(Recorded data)
begin
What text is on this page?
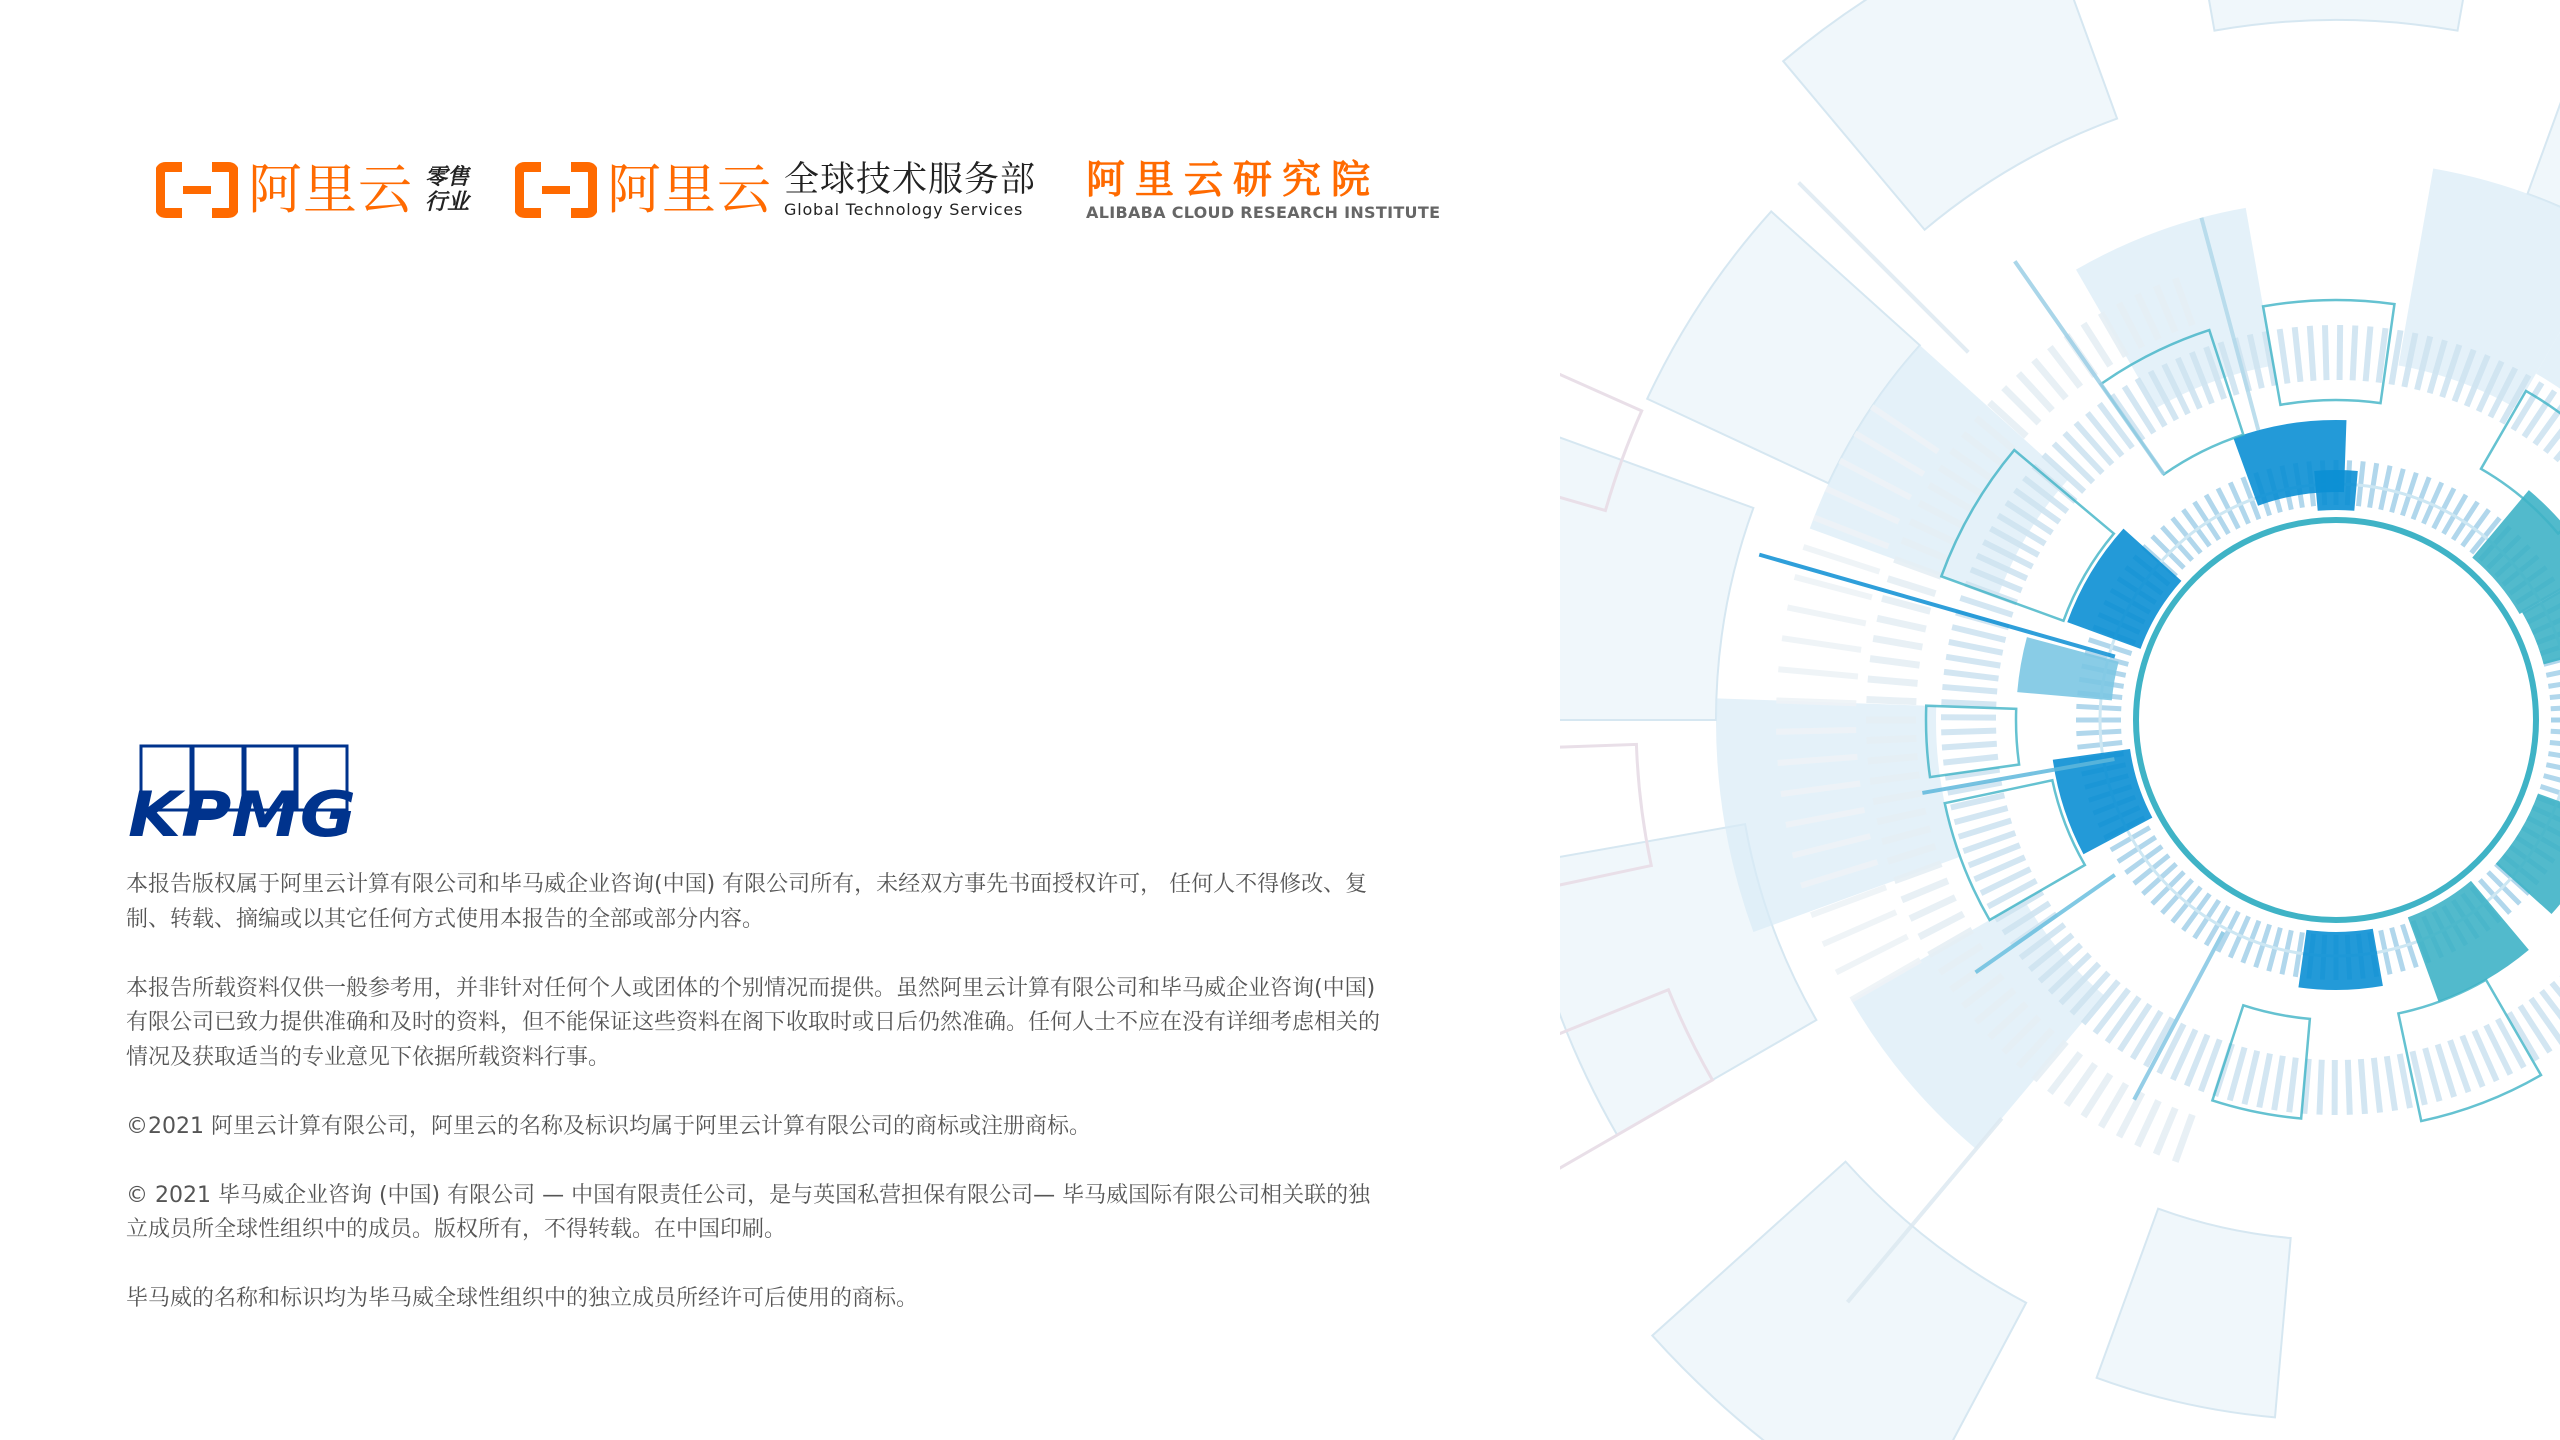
阿里云 零售
行业	阿里云 全球技术服务部
Global Technology Services
阿里云研究院
ALIBABA CLOUD RESEARCH INSTITUTE
KPMG

本报告版权属于阿里云计算有限公司和毕马威企业咨询(中国) 有限公司所有，未经双方事先书面授权许可， 任何人不得修改、复制、转载、摘编或以其它任何方式使用本报告的全部或部分内容。

本报告所载资料仅供一般参考用，并非针对任何个人或团体的个别情况而提供。虽然阿里云计算有限公司和毕马威企业咨询(中国) 有限公司已致力提供准确和及时的资料，但不能保证这些资料在阁下收取时或日后仍然准确。任何人士不应在没有详细考虑相关的情况及获取适当的专业意见下依据所载资料行事。

©2021 阿里云计算有限公司，阿里云的名称及标识均属于阿里云计算有限公司的商标或注册商标。

© 2021 毕马威企业咨询 (中国) 有限公司 — 中国有限责任公司，是与英国私营担保有限公司— 毕马威国际有限公司相关联的独立成员所全球性组织中的成员。版权所有，不得转载。在中国印刷。

毕马威的名称和标识均为毕马威全球性组织中的独立成员所经许可后使用的商标。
end
Omit the pictures and reproduce the listing exactly.

*RESULT OF THIS EXERCISE*.
What text is on this page?
阿里云 零售
行业	阿里云 全球技术服务部
Global Technology Services
阿里云研究院
ALIBABA CLOUD RESEARCH INSTITUTE
KPMG

本报告版权属于阿里云计算有限公司和毕马威企业咨询(中国) 有限公司所有，未经双方事先书面授权许可， 任何人不得修改、复制、转载、摘编或以其它任何方式使用本报告的全部或部分内容。

本报告所载资料仅供一般参考用，并非针对任何个人或团体的个别情况而提供。虽然阿里云计算有限公司和毕马威企业咨询(中国) 有限公司已致力提供准确和及时的资料，但不能保证这些资料在阁下收取时或日后仍然准确。任何人士不应在没有详细考虑相关的情况及获取适当的专业意见下依据所载资料行事。

©2021 阿里云计算有限公司，阿里云的名称及标识均属于阿里云计算有限公司的商标或注册商标。

© 2021 毕马威企业咨询 (中国) 有限公司 — 中国有限责任公司，是与英国私营担保有限公司— 毕马威国际有限公司相关联的独立成员所全球性组织中的成员。版权所有，不得转载。在中国印刷。

毕马威的名称和标识均为毕马威全球性组织中的独立成员所经许可后使用的商标。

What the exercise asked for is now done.